(Figure dataset records)
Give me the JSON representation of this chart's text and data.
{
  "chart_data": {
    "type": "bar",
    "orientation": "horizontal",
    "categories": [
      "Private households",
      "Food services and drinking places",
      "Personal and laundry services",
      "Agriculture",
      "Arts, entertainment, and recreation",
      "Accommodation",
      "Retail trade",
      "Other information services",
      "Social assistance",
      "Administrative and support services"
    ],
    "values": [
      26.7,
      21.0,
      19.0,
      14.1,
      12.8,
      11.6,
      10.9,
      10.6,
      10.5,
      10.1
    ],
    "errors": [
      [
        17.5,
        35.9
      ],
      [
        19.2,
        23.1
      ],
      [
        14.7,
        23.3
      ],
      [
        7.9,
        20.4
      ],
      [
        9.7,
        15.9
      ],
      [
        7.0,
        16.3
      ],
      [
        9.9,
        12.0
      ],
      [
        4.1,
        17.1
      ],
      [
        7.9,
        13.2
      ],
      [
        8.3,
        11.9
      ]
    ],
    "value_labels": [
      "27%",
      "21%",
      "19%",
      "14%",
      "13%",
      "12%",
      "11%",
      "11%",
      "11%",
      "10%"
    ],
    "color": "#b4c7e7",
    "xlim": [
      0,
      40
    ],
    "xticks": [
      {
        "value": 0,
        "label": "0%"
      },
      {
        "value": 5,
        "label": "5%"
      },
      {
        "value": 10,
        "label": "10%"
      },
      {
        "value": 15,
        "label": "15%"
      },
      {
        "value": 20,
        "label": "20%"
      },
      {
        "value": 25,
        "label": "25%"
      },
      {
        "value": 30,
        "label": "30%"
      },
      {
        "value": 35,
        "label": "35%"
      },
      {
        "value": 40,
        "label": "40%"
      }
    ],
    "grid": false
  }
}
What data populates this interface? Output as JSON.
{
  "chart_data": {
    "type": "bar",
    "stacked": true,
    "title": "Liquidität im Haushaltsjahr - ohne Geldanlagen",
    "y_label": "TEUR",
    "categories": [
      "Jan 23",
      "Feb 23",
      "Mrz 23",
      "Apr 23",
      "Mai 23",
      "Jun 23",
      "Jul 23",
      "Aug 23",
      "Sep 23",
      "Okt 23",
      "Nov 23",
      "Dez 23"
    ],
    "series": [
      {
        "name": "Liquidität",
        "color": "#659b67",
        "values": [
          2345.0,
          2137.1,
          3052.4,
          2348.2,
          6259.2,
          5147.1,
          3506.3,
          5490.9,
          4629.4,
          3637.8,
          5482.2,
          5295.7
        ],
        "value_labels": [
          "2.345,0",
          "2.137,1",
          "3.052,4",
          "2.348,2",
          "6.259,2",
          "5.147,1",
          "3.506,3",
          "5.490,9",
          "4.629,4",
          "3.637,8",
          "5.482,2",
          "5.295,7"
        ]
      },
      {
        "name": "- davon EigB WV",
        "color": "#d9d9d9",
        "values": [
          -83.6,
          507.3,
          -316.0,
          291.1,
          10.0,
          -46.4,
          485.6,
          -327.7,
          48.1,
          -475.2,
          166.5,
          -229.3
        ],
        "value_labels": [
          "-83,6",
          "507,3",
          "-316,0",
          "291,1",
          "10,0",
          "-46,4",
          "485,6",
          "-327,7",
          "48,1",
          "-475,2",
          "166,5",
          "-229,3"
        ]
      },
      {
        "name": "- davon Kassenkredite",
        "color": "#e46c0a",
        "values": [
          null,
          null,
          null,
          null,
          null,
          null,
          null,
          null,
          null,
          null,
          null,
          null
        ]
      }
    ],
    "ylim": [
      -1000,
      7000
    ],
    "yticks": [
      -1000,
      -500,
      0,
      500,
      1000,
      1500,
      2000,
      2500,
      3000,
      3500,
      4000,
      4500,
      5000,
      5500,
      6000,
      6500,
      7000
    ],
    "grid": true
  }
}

Problem to work on
Transcribe all lines as written.

Answer
Give me the JSON representation of this chart's text and data.
{
  "chart_data": {
    "type": "bar",
    "orientation": "horizontal",
    "categories": [
      "Private households",
      "Food services and drinking places",
      "Personal and laundry services",
      "Agriculture",
      "Arts, entertainment, and recreation",
      "Accommodation",
      "Retail trade",
      "Other information services",
      "Social assistance",
      "Administrative and support services"
    ],
    "values": [
      26.7,
      21.0,
      19.0,
      14.1,
      12.8,
      11.6,
      10.9,
      10.6,
      10.5,
      10.1
    ],
    "errors": [
      [
        17.5,
        35.9
      ],
      [
        19.2,
        23.1
      ],
      [
        14.7,
        23.3
      ],
      [
        7.9,
        20.4
      ],
      [
        9.7,
        15.9
      ],
      [
        7.0,
        16.3
      ],
      [
        9.9,
        12.0
      ],
      [
        4.1,
        17.1
      ],
      [
        7.9,
        13.2
      ],
      [
        8.3,
        11.9
      ]
    ],
    "value_labels": [
      "27%",
      "21%",
      "19%",
      "14%",
      "13%",
      "12%",
      "11%",
      "11%",
      "11%",
      "10%"
    ],
    "color": "#b4c7e7",
    "xlim": [
      0,
      40
    ],
    "xticks": [
      {
        "value": 0,
        "label": "0%"
      },
      {
        "value": 5,
        "label": "5%"
      },
      {
        "value": 10,
        "label": "10%"
      },
      {
        "value": 15,
        "label": "15%"
      },
      {
        "value": 20,
        "label": "20%"
      },
      {
        "value": 25,
        "label": "25%"
      },
      {
        "value": 30,
        "label": "30%"
      },
      {
        "value": 35,
        "label": "35%"
      },
      {
        "value": 40,
        "label": "40%"
      }
    ],
    "grid": false
  }
}
What data populates this interface? Output as JSON.
{
  "chart_data": {
    "type": "bar",
    "stacked": true,
    "title": "Liquidität im Haushaltsjahr - ohne Geldanlagen",
    "y_label": "TEUR",
    "categories": [
      "Jan 23",
      "Feb 23",
      "Mrz 23",
      "Apr 23",
      "Mai 23",
      "Jun 23",
      "Jul 23",
      "Aug 23",
      "Sep 23",
      "Okt 23",
      "Nov 23",
      "Dez 23"
    ],
    "series": [
      {
        "name": "Liquidität",
        "color": "#659b67",
        "values": [
          2345.0,
          2137.1,
          3052.4,
          2348.2,
          6259.2,
          5147.1,
          3506.3,
          5490.9,
          4629.4,
          3637.8,
          5482.2,
          5295.7
        ],
        "value_labels": [
          "2.345,0",
          "2.137,1",
          "3.052,4",
          "2.348,2",
          "6.259,2",
          "5.147,1",
          "3.506,3",
          "5.490,9",
          "4.629,4",
          "3.637,8",
          "5.482,2",
          "5.295,7"
        ]
      },
      {
        "name": "- davon EigB WV",
        "color": "#d9d9d9",
        "values": [
          -83.6,
          507.3,
          -316.0,
          291.1,
          10.0,
          -46.4,
          485.6,
          -327.7,
          48.1,
          -475.2,
          166.5,
          -229.3
        ],
        "value_labels": [
          "-83,6",
          "507,3",
          "-316,0",
          "291,1",
          "10,0",
          "-46,4",
          "485,6",
          "-327,7",
          "48,1",
          "-475,2",
          "166,5",
          "-229,3"
        ]
      },
      {
        "name": "- davon Kassenkredite",
        "color": "#e46c0a",
        "values": [
          null,
          null,
          null,
          null,
          null,
          null,
          null,
          null,
          null,
          null,
          null,
          null
        ]
      }
    ],
    "ylim": [
      -1000,
      7000
    ],
    "yticks": [
      -1000,
      -500,
      0,
      500,
      1000,
      1500,
      2000,
      2500,
      3000,
      3500,
      4000,
      4500,
      5000,
      5500,
      6000,
      6500,
      7000
    ],
    "grid": true
  }
}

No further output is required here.